List all lines of the data that include the string "zoom".

■ PROVIDED DATA:
<<<<

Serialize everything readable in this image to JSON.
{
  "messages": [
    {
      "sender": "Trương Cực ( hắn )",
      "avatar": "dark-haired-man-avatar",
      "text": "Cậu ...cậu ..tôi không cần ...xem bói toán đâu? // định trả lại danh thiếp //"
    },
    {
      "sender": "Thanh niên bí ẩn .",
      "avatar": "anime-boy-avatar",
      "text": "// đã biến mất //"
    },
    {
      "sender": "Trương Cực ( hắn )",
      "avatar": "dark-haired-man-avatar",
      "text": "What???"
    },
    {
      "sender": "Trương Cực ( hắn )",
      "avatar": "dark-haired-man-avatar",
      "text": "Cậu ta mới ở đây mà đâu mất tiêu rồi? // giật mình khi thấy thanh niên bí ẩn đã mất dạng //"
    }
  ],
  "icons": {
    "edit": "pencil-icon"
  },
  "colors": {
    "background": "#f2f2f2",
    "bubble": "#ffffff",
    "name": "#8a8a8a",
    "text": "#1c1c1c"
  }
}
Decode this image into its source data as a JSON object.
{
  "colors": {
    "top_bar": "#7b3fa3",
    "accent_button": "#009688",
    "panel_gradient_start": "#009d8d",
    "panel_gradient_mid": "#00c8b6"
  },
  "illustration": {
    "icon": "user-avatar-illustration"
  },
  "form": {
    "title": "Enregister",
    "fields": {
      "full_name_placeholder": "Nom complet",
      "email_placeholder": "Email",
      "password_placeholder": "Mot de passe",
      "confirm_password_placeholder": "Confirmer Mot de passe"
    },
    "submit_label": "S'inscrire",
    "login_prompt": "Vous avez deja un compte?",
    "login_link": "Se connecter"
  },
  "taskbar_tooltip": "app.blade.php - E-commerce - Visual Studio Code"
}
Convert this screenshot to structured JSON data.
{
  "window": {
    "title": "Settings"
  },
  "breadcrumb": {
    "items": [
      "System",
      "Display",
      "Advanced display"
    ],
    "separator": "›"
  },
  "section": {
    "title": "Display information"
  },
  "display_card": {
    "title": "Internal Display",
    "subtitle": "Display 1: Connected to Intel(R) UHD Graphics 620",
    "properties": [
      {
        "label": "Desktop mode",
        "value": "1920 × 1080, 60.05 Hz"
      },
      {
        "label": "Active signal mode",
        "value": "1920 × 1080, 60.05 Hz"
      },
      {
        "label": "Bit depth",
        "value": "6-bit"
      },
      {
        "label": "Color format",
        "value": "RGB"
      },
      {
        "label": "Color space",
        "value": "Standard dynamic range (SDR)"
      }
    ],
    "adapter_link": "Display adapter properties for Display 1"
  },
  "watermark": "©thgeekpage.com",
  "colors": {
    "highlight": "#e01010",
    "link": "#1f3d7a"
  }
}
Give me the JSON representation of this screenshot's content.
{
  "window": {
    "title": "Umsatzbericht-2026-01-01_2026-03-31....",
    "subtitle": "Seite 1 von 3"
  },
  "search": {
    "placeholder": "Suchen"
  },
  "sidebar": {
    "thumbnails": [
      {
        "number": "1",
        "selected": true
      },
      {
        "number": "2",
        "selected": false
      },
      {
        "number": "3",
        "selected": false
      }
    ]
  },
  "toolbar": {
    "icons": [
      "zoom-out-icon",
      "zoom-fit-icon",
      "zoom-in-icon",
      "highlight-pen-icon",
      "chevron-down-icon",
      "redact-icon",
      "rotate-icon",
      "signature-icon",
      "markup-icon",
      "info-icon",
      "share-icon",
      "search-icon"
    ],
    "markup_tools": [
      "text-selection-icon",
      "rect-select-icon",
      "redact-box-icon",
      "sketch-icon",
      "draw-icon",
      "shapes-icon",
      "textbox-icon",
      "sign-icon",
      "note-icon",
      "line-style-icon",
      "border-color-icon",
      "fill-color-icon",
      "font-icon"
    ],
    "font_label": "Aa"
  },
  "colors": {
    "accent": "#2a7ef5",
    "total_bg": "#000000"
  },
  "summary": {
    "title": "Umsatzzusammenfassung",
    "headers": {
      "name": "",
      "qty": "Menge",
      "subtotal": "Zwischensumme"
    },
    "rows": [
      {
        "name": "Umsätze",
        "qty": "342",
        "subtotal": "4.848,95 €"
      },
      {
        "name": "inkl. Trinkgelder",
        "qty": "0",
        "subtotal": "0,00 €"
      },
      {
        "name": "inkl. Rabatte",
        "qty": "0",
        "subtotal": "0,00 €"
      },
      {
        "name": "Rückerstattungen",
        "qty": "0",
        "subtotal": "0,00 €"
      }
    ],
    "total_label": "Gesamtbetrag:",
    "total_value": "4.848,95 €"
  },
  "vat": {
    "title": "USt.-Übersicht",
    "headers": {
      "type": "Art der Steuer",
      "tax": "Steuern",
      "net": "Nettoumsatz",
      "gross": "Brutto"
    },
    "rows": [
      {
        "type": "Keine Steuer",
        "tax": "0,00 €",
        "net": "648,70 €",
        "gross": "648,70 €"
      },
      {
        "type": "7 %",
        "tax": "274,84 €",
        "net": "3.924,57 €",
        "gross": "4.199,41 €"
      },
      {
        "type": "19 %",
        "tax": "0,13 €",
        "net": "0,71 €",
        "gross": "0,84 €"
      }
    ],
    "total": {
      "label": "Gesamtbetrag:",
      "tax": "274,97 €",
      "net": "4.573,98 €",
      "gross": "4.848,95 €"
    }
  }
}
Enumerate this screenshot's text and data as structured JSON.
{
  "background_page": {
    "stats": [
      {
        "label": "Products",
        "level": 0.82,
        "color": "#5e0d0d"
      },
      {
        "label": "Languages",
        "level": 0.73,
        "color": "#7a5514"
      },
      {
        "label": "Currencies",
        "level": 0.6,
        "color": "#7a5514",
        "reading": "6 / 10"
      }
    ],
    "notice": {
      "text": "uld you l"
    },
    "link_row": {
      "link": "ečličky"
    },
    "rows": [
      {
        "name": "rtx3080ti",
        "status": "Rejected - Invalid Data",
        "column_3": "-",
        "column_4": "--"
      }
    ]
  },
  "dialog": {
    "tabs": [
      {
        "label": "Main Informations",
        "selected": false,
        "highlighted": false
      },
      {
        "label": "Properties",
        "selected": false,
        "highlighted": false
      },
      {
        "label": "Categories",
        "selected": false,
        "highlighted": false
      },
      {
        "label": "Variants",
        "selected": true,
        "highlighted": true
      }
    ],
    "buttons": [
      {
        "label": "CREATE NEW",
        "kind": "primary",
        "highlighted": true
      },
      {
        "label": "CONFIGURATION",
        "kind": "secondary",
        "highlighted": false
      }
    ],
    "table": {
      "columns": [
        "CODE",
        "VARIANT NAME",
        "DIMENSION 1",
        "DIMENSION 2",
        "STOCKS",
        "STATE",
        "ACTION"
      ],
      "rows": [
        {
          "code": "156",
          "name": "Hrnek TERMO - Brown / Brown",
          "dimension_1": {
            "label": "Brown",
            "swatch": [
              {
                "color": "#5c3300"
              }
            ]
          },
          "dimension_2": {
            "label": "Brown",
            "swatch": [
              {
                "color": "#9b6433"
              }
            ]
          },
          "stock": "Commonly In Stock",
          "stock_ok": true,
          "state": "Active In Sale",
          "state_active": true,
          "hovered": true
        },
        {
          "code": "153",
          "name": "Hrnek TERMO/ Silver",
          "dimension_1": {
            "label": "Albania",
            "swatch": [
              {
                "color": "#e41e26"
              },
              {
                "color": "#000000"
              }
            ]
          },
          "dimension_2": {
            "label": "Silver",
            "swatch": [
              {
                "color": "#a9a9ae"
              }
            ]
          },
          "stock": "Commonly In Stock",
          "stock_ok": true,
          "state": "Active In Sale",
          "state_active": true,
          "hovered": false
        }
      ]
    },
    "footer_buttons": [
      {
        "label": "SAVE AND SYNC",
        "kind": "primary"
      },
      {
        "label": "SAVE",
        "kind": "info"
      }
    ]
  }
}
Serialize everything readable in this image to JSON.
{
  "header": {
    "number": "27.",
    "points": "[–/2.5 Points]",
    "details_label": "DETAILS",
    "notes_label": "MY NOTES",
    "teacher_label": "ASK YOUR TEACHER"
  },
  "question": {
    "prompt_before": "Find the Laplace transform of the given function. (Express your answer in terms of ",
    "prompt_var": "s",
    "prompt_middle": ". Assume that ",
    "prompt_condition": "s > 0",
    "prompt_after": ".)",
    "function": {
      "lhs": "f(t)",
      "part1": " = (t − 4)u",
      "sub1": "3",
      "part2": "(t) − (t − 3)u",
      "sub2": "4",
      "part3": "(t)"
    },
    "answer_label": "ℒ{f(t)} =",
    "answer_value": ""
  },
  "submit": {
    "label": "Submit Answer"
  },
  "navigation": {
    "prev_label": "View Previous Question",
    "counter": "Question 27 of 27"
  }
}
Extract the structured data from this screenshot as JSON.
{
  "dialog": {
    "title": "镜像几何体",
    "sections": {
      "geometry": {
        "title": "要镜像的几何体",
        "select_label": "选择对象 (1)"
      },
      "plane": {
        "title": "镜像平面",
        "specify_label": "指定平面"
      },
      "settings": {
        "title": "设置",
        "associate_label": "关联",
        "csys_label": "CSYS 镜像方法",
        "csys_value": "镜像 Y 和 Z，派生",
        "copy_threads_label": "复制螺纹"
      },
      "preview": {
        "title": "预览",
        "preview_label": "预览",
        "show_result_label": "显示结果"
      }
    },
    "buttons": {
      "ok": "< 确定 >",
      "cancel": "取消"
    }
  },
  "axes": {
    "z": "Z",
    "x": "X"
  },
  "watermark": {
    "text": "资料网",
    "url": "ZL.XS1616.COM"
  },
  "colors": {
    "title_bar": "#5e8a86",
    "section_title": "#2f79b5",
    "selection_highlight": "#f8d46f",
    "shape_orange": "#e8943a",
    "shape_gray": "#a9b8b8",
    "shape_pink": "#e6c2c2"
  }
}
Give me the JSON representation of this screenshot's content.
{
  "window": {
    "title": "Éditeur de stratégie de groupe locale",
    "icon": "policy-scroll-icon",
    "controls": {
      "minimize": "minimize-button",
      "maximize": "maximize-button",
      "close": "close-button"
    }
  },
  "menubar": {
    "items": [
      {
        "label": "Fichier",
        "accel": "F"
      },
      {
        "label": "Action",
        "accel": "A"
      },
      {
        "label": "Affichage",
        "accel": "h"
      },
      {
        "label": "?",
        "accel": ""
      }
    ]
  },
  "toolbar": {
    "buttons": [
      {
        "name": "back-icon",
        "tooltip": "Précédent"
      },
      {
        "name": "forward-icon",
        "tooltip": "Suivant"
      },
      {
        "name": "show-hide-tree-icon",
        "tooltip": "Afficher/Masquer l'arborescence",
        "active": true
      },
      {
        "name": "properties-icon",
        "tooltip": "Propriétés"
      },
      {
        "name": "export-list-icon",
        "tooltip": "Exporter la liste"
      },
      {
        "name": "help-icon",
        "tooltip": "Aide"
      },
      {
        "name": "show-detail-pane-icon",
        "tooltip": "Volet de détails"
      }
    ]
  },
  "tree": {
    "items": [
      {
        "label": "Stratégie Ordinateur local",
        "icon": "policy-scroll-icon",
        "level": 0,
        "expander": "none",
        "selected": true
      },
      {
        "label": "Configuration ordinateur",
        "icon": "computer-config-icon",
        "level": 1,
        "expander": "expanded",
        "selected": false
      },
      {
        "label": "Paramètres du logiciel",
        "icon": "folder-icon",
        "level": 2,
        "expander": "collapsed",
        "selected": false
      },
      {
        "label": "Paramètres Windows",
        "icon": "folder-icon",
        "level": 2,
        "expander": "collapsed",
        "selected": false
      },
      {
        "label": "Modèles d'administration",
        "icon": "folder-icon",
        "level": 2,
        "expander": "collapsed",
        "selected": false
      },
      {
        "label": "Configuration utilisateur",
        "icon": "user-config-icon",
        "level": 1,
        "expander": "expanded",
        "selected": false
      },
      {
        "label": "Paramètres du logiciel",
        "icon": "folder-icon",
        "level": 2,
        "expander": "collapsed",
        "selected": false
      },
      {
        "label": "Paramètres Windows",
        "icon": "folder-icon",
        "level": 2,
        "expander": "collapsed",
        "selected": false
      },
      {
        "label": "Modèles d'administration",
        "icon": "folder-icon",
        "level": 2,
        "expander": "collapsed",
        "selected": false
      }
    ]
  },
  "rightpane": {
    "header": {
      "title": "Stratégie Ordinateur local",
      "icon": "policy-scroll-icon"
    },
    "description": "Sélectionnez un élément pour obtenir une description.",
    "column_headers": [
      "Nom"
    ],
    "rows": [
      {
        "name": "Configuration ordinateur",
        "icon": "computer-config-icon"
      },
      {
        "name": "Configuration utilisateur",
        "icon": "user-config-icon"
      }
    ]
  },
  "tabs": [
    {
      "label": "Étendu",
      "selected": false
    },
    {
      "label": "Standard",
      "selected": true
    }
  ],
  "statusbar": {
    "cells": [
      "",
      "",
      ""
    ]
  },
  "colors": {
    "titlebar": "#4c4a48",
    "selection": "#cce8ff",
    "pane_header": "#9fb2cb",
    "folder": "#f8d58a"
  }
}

>>>>

■ EXERCISE RESPONSE:
      "zoom-out-icon",
      "zoom-fit-icon",
      "zoom-in-icon",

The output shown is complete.